— SUPPLIED PASSAGE —
• • •

Sample-level fields#

Field	Type	Description
`filepath`	`StringField`	Absolute path to the MP4 file
`tags`	`ListField(StringField)`	`["train"]` or `["test"]`
`sequence_id`	`StringField`	Recording run identifier (`"0"`–`"8"`)
`metadata`	`VideoMetadata`	Auto-populated: duration, fps, resolution, frame count

Frame-level fields#

Each frame corresponds to one original RGB image from the dataset. Frames are 1-indexed in FiftyOne.

Field	Type	Description
`frame_number`	`FrameNumberField`	1-indexed position within the video
`location_x`	`FloatField`	Cart X position in the store (metres, ≈ −20 to +20)
`location_y`	`FloatField`	Cart Y position in the store (metres, ≈ −9 to +8)
`orientation_u`	`FloatField`	Camera heading unit-vector, X component
`orientation_v`	`FloatField`	Camera heading unit-vector, Y component
`heading_deg`	`FloatField`	`atan2(v, u)` in degrees — see coordinate system below
`zone_id`	`IntField`	Store location class (1–16)

Train / test split#

Split	Sequences	Frames	Duration at 15 fps
Train	0, 1, 2, 4, 6, 8	13,360	≈ 15 min total
Test	3, 5, 7	6,171	≈ 7 min total

Sequences were recorded independently on different occasions. The split is at the sequence level, ensuring no temporal overlap between train and test.

Video encoding#

Videos are encoded with H.264 / yuv420p at 15 fps (original capture rate: 50 fps, so playback is ≈ 3× slower than real time). This makes the cart’s motion easy to inspect frame-by-frame in the FiftyOne App. Frame-level annotations are aligned to the 15 fps video — frame n in the video corresponds to row n in the sorted annotation file for that sequence.

Store coordinate system#

The coordinate origin is a fixed reference point inside the store. Axes are in metres:

Axis	Range	Direction
X	−20.2 to +19.8 m	Left → Right
Y	−9.5 to +8.0 m	Bottom → Top

(orientation_u, orientation_v) is a 2D unit vector in the store’s XY floor plane (u² + v² ≈ 1.0). The derived field heading_deg = atan2(v, u) gives a compass-style angle: 0° = East (+X), 90° = North (+Y), ±180° = West (−X), −90° = South (−Y).

The store aisles run primarily North–South, so most frames show heading values near ±90°. The cart reverses direction between adjacent aisle lanes (serpentine route), which is clearly visible as alternating heading clusters in each sequence.

Store zone distribution#

Zones 1–9 are sequential single-aisle sections along the central spine from left to right. Zones 10–16 are larger structural zones (perimeter walkways, wide sections).

• • •

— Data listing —

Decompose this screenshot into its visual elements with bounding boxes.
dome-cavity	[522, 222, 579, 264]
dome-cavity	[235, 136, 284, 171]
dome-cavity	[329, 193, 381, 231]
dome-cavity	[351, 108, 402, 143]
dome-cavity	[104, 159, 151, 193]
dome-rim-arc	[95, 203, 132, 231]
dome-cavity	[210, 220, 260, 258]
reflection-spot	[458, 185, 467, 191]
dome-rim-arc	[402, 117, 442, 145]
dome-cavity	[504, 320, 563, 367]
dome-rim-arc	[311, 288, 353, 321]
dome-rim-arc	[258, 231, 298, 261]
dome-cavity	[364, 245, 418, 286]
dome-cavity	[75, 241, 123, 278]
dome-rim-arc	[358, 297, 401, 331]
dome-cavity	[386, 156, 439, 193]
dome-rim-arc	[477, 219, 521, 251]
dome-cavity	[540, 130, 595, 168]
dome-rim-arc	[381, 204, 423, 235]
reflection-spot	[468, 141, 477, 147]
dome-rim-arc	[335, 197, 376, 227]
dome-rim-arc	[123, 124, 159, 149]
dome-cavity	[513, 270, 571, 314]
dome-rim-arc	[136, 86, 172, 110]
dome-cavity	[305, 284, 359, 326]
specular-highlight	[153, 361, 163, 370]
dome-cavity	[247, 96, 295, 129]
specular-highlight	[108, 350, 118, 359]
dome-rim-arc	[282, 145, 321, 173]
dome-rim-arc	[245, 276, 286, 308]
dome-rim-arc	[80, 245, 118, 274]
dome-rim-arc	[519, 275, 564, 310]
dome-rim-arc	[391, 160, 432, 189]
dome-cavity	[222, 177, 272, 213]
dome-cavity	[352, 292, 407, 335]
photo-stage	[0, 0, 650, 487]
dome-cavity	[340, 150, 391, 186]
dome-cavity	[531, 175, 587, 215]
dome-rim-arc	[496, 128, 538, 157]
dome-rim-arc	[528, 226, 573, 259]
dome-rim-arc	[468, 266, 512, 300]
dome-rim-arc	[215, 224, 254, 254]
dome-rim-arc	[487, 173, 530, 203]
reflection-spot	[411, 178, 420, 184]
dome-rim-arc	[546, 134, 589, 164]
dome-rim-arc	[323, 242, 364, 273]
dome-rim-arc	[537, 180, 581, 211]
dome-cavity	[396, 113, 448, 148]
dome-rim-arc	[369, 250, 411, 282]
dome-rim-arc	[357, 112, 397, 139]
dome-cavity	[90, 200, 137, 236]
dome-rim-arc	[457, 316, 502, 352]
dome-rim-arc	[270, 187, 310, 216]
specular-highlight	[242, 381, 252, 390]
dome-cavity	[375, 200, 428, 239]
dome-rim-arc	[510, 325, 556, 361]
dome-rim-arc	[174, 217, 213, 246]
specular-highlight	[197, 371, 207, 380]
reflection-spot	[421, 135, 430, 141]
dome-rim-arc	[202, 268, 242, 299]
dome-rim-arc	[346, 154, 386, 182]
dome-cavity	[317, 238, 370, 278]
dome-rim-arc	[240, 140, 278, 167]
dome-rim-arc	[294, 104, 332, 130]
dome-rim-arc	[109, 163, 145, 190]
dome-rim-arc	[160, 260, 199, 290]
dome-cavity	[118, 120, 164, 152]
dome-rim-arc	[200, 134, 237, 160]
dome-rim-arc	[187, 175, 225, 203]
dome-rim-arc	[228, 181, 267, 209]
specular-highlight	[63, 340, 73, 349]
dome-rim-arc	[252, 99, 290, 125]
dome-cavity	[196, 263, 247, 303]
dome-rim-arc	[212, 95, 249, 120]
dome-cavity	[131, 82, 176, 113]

• • •

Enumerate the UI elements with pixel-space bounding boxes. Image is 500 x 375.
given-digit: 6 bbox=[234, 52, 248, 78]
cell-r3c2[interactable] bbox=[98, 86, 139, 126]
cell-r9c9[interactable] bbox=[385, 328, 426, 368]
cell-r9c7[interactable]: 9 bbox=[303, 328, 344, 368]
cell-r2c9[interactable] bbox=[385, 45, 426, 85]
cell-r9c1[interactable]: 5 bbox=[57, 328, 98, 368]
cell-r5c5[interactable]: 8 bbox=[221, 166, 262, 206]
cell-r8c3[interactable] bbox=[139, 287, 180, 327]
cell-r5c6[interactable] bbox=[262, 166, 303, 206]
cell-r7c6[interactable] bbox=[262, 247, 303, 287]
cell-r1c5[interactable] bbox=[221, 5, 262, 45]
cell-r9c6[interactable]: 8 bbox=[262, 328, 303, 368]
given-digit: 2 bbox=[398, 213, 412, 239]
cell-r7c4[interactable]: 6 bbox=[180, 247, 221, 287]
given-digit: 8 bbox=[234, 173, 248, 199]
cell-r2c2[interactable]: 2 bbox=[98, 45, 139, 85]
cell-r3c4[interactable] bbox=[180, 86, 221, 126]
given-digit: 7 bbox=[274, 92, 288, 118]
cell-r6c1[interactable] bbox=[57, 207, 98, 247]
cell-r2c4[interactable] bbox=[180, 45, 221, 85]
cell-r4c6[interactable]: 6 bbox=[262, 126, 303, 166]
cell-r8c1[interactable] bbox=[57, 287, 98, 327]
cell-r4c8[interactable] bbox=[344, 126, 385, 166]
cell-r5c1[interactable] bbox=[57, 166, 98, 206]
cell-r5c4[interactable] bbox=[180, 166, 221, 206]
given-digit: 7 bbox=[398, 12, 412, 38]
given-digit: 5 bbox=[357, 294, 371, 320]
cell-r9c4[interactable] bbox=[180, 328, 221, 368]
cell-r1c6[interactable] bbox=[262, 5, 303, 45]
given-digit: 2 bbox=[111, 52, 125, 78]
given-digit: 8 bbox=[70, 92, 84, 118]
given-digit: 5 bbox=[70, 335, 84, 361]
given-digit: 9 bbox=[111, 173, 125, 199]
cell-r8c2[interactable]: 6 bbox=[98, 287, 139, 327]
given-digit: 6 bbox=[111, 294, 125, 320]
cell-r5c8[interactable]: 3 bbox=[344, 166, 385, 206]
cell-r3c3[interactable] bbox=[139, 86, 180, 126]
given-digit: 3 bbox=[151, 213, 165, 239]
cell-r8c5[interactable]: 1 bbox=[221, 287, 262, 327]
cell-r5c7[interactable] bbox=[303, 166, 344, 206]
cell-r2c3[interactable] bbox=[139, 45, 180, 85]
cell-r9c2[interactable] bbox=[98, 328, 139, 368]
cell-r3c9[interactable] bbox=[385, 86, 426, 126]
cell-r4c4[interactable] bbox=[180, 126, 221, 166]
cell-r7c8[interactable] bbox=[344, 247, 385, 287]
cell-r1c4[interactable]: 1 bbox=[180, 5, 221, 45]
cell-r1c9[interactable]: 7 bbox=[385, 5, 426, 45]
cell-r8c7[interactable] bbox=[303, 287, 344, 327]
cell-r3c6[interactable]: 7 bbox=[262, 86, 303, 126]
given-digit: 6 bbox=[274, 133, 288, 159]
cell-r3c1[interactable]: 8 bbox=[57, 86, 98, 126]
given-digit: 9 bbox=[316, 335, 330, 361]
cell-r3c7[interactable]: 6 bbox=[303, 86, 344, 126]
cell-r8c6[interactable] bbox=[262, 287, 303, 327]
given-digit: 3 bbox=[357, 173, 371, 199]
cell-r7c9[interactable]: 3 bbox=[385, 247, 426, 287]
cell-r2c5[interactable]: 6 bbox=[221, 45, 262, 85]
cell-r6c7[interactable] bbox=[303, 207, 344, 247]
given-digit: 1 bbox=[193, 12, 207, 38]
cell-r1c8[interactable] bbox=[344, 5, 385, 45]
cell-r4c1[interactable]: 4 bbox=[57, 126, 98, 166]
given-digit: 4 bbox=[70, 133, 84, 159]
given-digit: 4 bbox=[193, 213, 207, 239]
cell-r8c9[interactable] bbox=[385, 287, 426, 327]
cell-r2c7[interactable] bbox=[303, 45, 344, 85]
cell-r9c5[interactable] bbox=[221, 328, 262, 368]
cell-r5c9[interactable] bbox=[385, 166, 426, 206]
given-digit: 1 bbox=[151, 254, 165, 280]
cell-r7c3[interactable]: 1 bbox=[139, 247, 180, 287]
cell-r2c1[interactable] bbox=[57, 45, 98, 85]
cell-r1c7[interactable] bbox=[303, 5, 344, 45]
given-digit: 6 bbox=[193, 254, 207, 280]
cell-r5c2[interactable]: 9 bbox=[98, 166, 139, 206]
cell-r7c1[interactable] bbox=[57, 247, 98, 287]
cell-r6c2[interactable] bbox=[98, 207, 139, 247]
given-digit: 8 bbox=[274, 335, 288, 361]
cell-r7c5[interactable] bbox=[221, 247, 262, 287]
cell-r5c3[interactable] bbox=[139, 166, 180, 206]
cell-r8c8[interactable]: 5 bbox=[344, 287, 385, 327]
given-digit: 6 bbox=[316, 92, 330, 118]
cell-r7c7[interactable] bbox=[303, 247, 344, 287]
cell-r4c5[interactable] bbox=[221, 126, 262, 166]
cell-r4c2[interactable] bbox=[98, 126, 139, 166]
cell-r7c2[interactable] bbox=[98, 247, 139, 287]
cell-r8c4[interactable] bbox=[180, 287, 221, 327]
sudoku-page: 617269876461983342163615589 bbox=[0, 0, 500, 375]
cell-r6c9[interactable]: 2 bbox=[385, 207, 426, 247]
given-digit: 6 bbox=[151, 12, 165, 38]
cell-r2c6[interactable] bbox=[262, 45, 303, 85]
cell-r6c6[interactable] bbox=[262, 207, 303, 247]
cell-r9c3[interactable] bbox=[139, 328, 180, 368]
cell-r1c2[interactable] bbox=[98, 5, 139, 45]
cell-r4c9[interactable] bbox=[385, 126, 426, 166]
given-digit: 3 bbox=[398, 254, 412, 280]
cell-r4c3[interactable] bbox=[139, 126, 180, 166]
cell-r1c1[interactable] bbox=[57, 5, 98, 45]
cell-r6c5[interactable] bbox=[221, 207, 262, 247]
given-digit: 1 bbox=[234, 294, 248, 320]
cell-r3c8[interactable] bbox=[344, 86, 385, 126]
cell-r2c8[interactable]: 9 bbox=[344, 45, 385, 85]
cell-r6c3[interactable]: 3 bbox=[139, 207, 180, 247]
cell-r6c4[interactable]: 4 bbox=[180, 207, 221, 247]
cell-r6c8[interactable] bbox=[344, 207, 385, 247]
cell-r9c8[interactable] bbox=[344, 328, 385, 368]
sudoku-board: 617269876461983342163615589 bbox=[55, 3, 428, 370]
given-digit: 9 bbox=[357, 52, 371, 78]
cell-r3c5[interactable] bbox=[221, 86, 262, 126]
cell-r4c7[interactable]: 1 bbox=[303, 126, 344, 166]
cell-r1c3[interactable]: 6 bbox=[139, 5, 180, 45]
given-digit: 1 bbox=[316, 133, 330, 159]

• • •

— REQUIRED TASKS —
1 - In the dataset documentation, what was the original capture rate of the videos?
2 - Can you turn the paragraph of the dataset documentation beginning "Videos are encoded with" into a short bulleted list that keeps its main facts?
3 - Continue the dataset documentation from where it stops.

— RESPONSE LIST —
1 - 50 fps.

2 -
- Encoding: H.264 / yuv420p at 15 fps.
- Original capture rate was 50 fps, so playback is about 3× slower than real time.
- This makes the cart's motion easy to inspect frame by frame in the FiftyOne App.
- Frame-level annotations are aligned to the 15 fps video: frame n matches row n in the sorted annotation file for that sequence.

3 -
Zone	Description	Train frames	Test frames
1	Left aisle zone 1	311	173
2	Left aisle zone 2	244	131
3	Left aisle zone 3	241	177
4	Left aisle zone 4	278	117
5	Left aisle zone 5	665	174
6	Center aisle zone 6	403	217
7	Center aisle zone 7	394	201
8	Center aisle zone 8	266	190
9	Right aisle zone 9	366	235
10	Right half aisles	1,722	751
11	Back wall aisle (full width)	1,610	658
12	Right wall	1,355	409
13	Bottom right	897	456
14	Bottom left	1,138	788
15	Central bottom aisle (full width)	2,668	1,130
16	Left wall	802	364

Zone distribution is imbalanced: zone 15 is the most frequent because the cart must traverse the full-width bottom aisle when moving between the two halves of the store. Zones 1–4 are the rarest.

Dataset Creation#

Curation Rationale#

Indoor localisation from images is a practically important but data-scarce problem. At the time of publication, existing datasets were too small, collected in corridor environments, or lacked ground-truth poses. EgoCart provides a large, real-world retail benchmark with accurate 3-DOF pose annotations to enable reproducible benchmarking of image retrieval and pose regression methods.

The video format presented here groups the original frame sequences into their natural temporal structure, making it straightforward to study motion context, temporal consistency of predictions, and zone transition behaviour.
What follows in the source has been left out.